THE RECORDS »

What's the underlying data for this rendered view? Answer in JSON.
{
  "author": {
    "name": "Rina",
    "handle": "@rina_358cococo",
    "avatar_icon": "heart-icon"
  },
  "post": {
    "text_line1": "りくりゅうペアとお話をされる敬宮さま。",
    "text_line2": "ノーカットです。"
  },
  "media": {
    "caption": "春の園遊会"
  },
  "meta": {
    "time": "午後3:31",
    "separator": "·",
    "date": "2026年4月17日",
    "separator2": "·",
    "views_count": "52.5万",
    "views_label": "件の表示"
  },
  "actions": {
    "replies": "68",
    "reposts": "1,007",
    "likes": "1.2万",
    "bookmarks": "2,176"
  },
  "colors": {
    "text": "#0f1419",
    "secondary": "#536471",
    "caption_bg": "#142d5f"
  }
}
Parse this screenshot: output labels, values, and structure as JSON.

* * *

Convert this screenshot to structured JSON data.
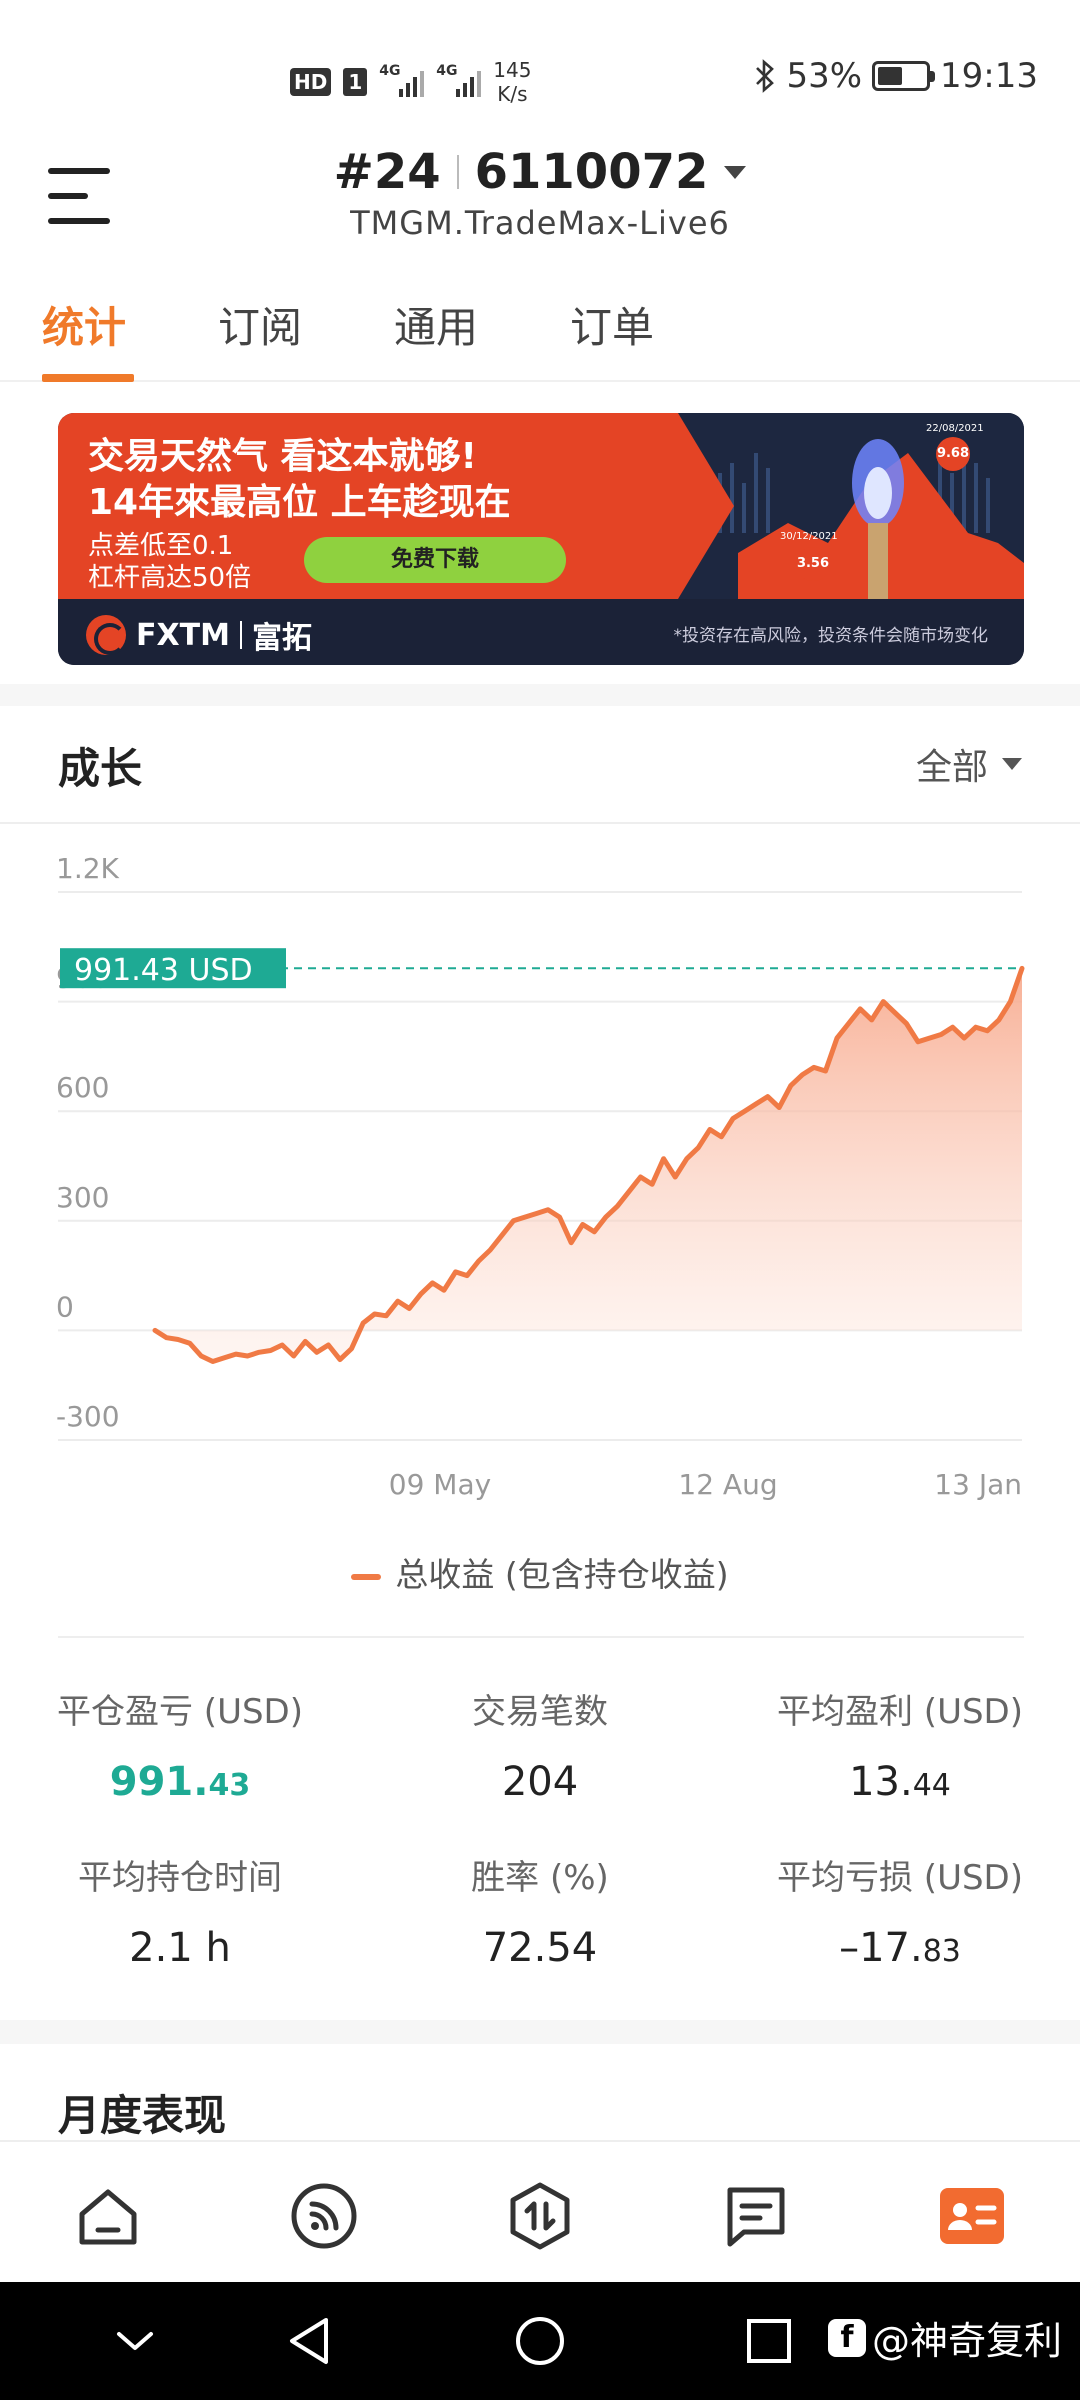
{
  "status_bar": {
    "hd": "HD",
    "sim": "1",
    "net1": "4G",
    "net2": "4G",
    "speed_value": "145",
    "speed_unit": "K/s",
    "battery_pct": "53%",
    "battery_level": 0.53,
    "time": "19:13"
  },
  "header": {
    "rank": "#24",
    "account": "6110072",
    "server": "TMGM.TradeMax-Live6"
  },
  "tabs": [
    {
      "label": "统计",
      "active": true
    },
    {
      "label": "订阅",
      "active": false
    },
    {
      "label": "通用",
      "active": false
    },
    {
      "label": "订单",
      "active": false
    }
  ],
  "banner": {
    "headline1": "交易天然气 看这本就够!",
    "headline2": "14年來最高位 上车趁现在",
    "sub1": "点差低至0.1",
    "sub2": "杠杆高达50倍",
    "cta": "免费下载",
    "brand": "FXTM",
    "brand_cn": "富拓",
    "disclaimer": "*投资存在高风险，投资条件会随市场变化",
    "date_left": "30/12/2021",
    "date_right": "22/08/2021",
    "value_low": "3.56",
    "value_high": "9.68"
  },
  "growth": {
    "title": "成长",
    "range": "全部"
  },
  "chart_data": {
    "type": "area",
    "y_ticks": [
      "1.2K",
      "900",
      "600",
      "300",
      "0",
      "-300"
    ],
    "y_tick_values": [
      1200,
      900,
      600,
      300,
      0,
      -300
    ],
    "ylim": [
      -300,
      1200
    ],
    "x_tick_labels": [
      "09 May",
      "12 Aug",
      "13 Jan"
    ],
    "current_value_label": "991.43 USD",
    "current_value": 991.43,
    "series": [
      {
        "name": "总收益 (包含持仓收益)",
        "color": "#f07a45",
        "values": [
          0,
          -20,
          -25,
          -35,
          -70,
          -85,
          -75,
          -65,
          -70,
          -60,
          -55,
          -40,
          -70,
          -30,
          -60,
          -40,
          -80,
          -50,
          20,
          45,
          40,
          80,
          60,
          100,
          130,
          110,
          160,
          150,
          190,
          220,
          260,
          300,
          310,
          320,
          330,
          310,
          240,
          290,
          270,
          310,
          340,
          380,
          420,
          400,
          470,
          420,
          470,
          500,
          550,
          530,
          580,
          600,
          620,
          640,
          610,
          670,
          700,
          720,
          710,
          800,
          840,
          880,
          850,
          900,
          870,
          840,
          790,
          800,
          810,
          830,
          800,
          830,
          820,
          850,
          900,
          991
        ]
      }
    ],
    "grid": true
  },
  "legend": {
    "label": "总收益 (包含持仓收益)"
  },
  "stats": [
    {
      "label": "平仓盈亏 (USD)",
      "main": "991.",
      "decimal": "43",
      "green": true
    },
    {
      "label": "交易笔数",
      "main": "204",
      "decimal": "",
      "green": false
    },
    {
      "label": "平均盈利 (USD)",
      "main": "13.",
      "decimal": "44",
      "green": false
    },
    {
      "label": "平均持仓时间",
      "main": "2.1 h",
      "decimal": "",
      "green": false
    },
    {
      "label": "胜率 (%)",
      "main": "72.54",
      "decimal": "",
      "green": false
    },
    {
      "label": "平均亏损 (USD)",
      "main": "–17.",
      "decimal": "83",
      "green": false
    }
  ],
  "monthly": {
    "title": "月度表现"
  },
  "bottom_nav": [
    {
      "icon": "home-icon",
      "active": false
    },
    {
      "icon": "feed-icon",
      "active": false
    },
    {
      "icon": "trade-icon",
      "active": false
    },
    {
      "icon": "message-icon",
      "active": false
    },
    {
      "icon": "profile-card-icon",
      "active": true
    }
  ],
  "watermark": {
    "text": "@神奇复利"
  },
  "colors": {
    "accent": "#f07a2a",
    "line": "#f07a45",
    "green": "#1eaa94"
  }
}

==

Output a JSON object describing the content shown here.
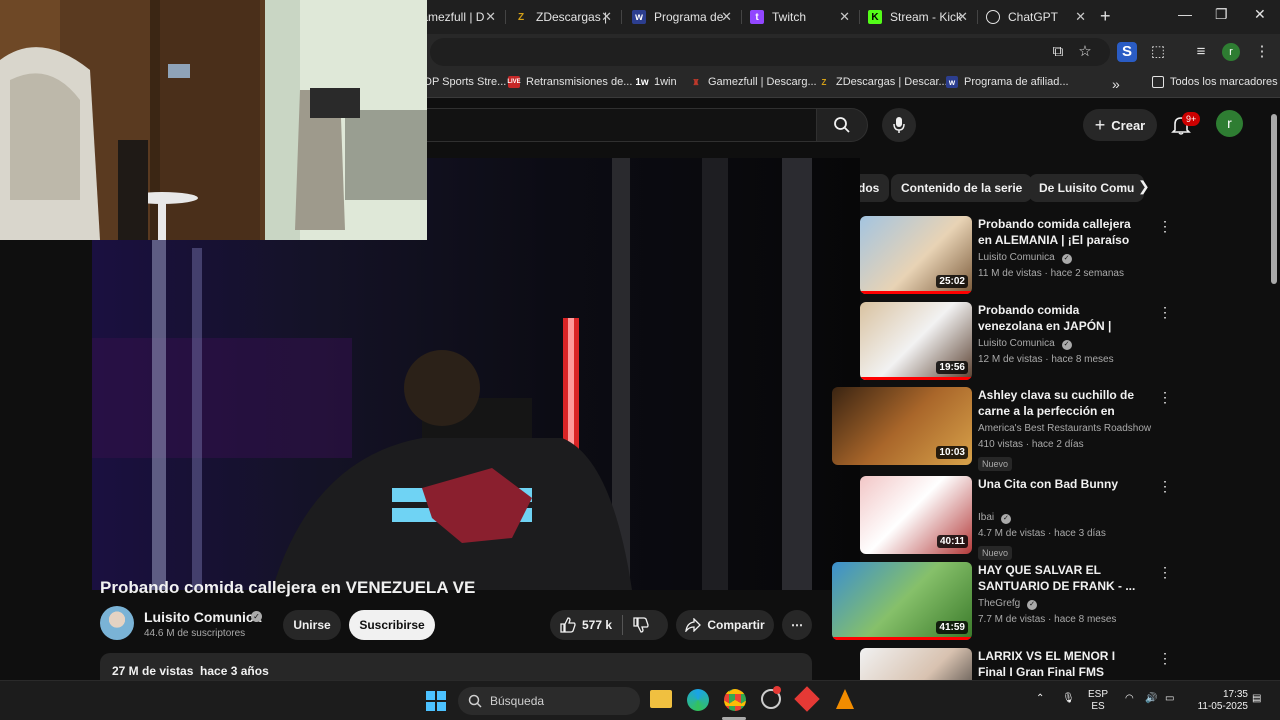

JOB » Nothing but the lines from the line that contains "What's the underlying" through the line that contains "Parse this screenshot: output" should be given again, each exactly as it stands, both ends included.

ANSWER FOR THIS EXERCISE »
What's the underlying data for this rendered view? Answer in JSON.
{
  "author": {
    "name": "Rina",
    "handle": "@rina_358cococo",
    "avatar_icon": "heart-icon"
  },
  "post": {
    "text_line1": "りくりゅうペアとお話をされる敬宮さま。",
    "text_line2": "ノーカットです。"
  },
  "media": {
    "caption": "春の園遊会"
  },
  "meta": {
    "time": "午後3:31",
    "separator": "·",
    "date": "2026年4月17日",
    "separator2": "·",
    "views_count": "52.5万",
    "views_label": "件の表示"
  },
  "actions": {
    "replies": "68",
    "reposts": "1,007",
    "likes": "1.2万",
    "bookmarks": "2,176"
  },
  "colors": {
    "text": "#0f1419",
    "secondary": "#536471",
    "caption_bg": "#142d5f"
  }
}
Parse this screenshot: output labels, values, and structure as JSON.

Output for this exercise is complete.